Given problem: Pull out every line below containing the word "houses".

Extracted material:

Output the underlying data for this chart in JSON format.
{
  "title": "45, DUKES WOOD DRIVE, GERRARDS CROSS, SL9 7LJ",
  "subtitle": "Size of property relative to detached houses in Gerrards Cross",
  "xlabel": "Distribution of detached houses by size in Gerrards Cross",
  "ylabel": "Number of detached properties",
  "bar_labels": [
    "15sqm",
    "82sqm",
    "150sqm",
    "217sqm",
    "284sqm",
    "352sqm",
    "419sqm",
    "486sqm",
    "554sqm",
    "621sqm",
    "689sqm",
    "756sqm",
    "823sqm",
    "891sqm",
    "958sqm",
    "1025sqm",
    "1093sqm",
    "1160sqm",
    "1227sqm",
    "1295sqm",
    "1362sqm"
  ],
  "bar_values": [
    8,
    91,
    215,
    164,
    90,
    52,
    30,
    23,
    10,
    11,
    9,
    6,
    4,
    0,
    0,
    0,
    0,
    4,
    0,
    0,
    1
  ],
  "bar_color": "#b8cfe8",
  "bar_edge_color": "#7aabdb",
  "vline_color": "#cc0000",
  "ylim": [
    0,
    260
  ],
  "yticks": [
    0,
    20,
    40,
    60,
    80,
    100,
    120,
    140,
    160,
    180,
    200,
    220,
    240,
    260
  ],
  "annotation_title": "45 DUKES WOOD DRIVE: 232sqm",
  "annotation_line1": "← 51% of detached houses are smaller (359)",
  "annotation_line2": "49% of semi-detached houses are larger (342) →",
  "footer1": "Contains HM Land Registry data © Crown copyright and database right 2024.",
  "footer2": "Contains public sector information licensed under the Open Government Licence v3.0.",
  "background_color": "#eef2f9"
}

Response to this exercise:
  "subtitle": "Size of property relative to detached houses in Gerrards Cross",
  "xlabel": "Distribution of detached houses by size in Gerrards Cross",
  "annotation_line1": "← 51% of detached houses are smaller (359)",
  "annotation_line2": "49% of semi-detached houses are larger (342) →",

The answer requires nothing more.